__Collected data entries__
=-=-=

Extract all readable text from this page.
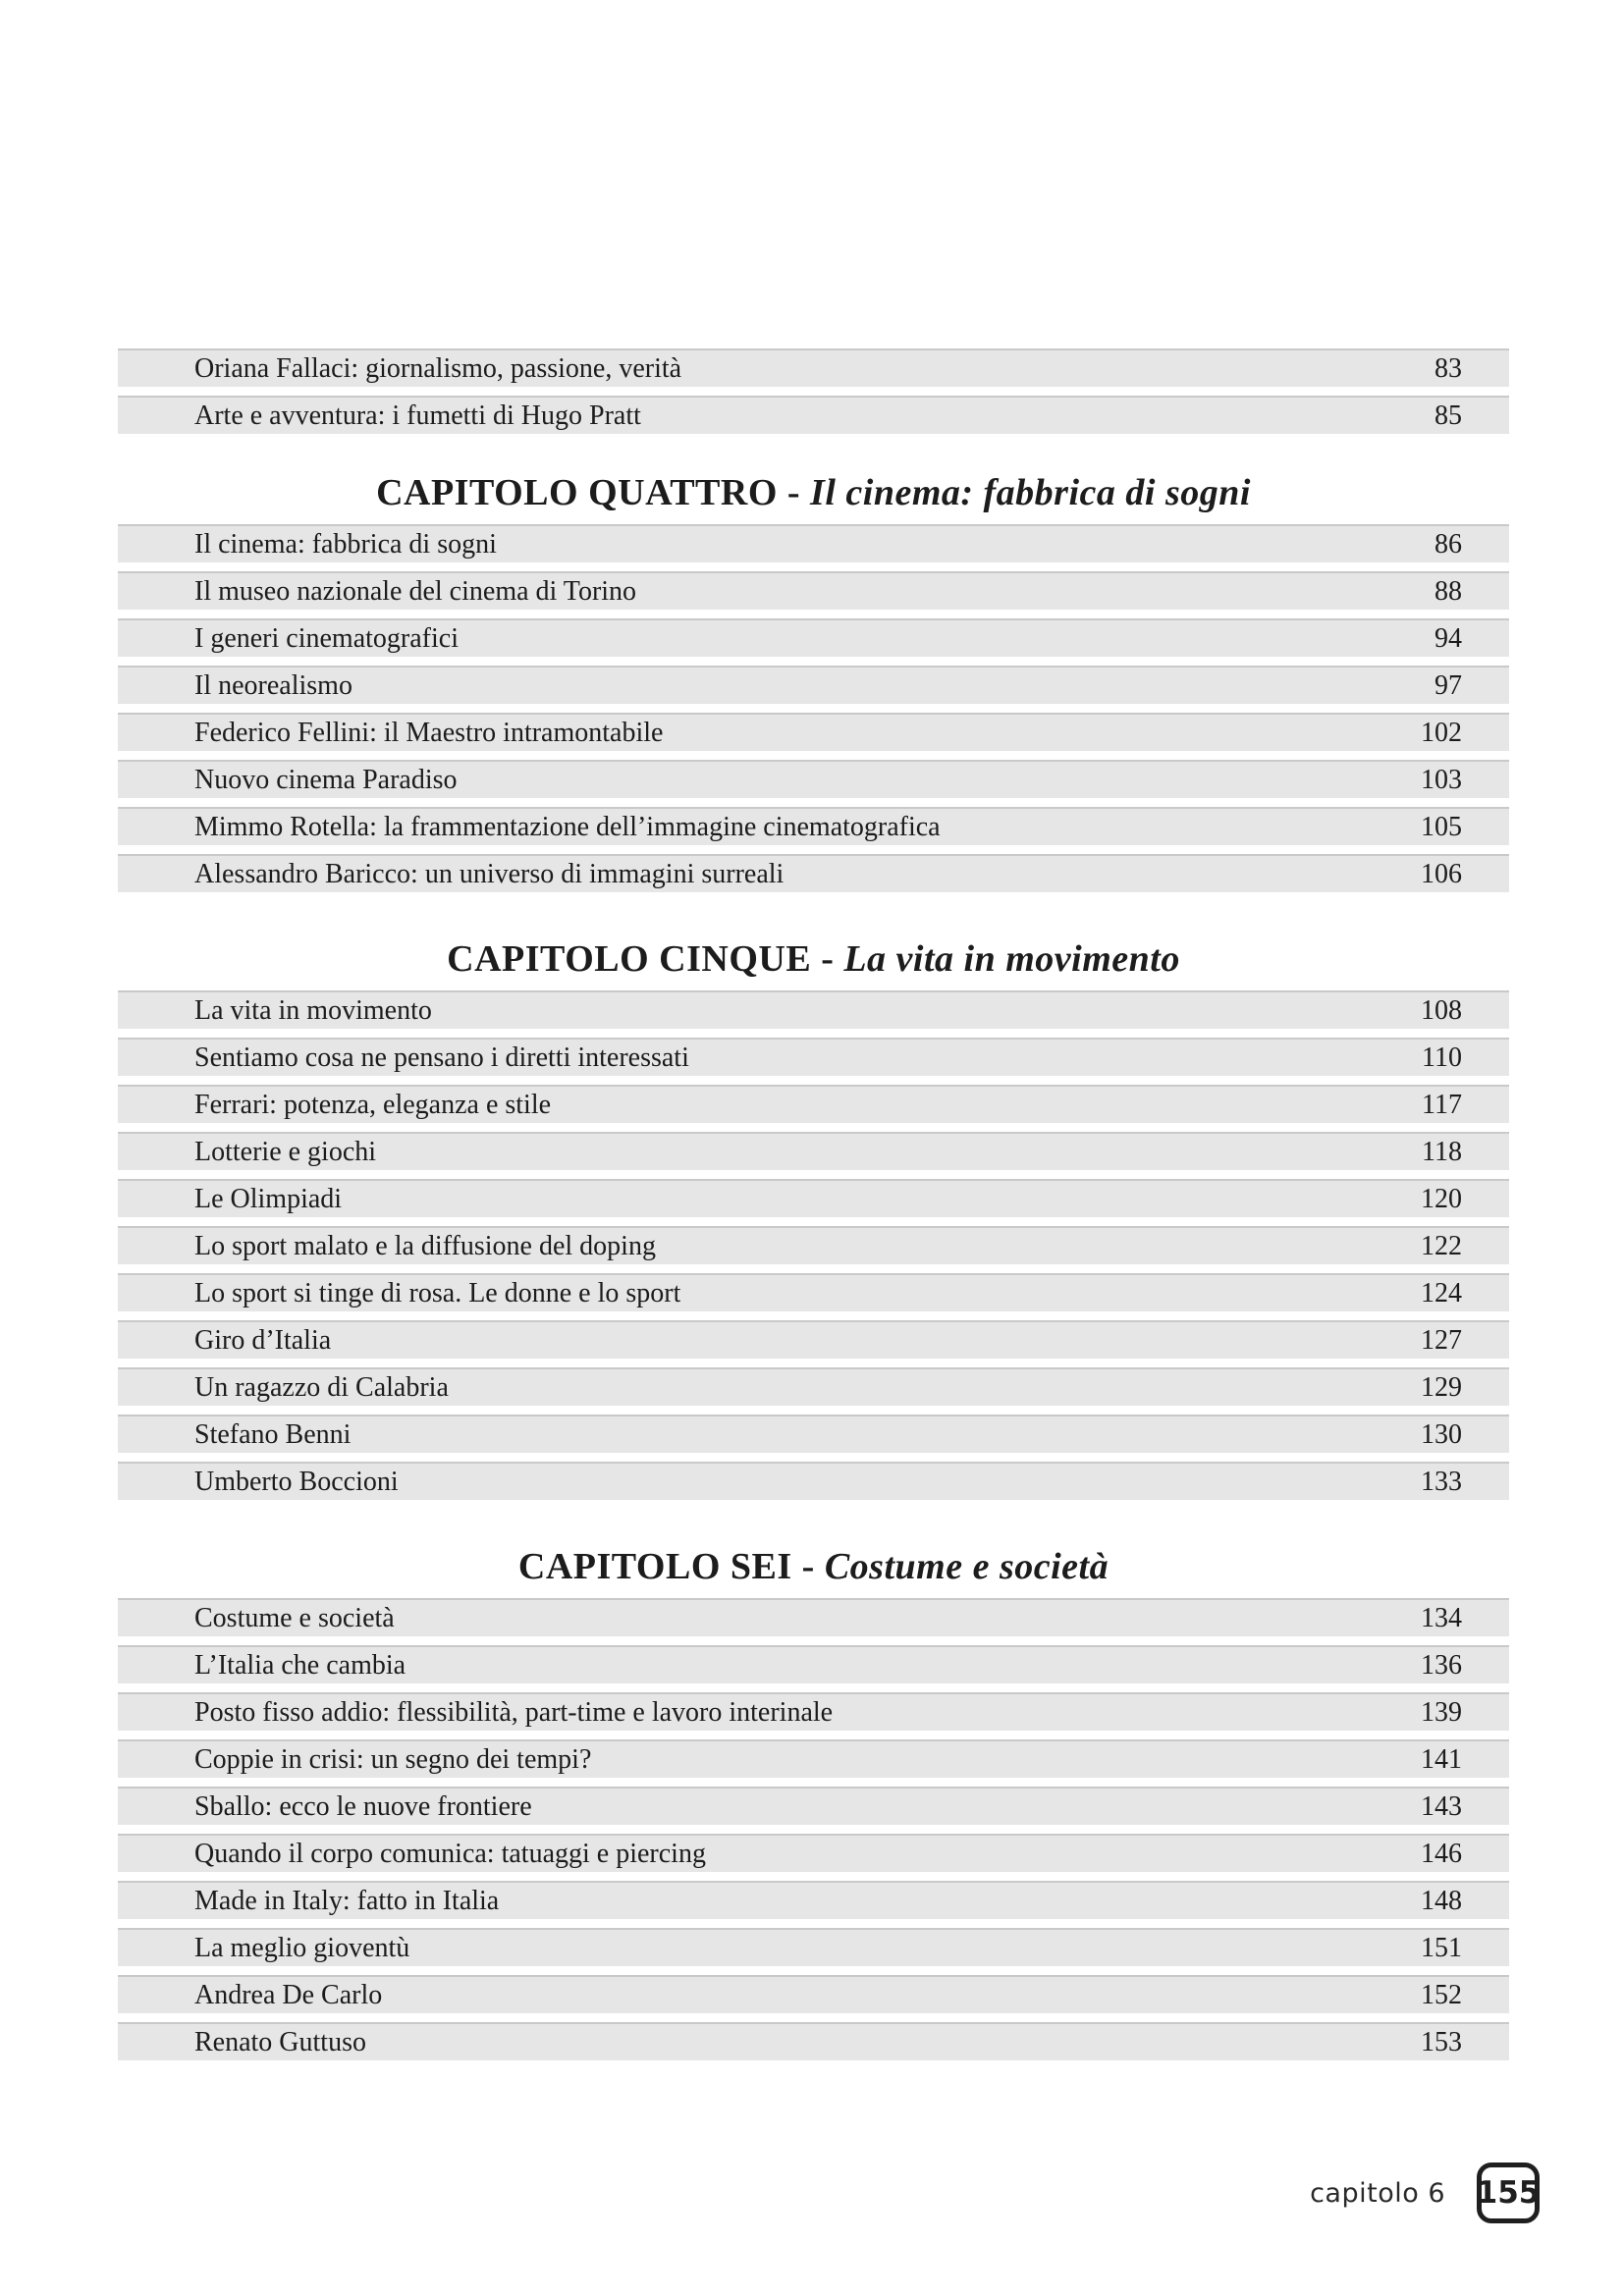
Oriana Fallaci: giornalismo, passione, verità	83
Arte e avventura: i fumetti di Hugo Pratt	85
CAPITOLO QUATTRO - Il cinema: fabbrica di sogni
Il cinema: fabbrica di sogni	86
Il museo nazionale del cinema di Torino	88
I generi cinematografici	94
Il neorealismo	97
Federico Fellini: il Maestro intramontabile	102
Nuovo cinema Paradiso	103
Mimmo Rotella: la frammentazione dell’immagine cinematografica	105
Alessandro Baricco: un universo di immagini surreali	106
CAPITOLO CINQUE - La vita in movimento
La vita in movimento	108
Sentiamo cosa ne pensano i diretti interessati	110
Ferrari: potenza, eleganza e stile	117
Lotterie e giochi	118
Le Olimpiadi	120
Lo sport malato e la diffusione del doping	122
Lo sport si tinge di rosa. Le donne e lo sport	124
Giro d’Italia	127
Un ragazzo di Calabria	129
Stefano Benni	130
Umberto Boccioni	133
CAPITOLO SEI - Costume e società
Costume e società	134
L’Italia che cambia	136
Posto fisso addio: flessibilità, part-time e lavoro interinale	139
Coppie in crisi: un segno dei tempi?	141
Sballo: ecco le nuove frontiere	143
Quando il corpo comunica: tatuaggi e piercing	146
Made in Italy: fatto in Italia	148
La meglio gioventù	151
Andrea De Carlo	152
Renato Guttuso	153
capitolo 6 155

=-=-=

__WRITTEN INSTRUCTION__
Search the entries for the word "sogni", then gather every line that has it.

__WRITTEN RESPONSE__
CAPITOLO QUATTRO - Il cinema: fabbrica di sogni
Il cinema: fabbrica di sogni	86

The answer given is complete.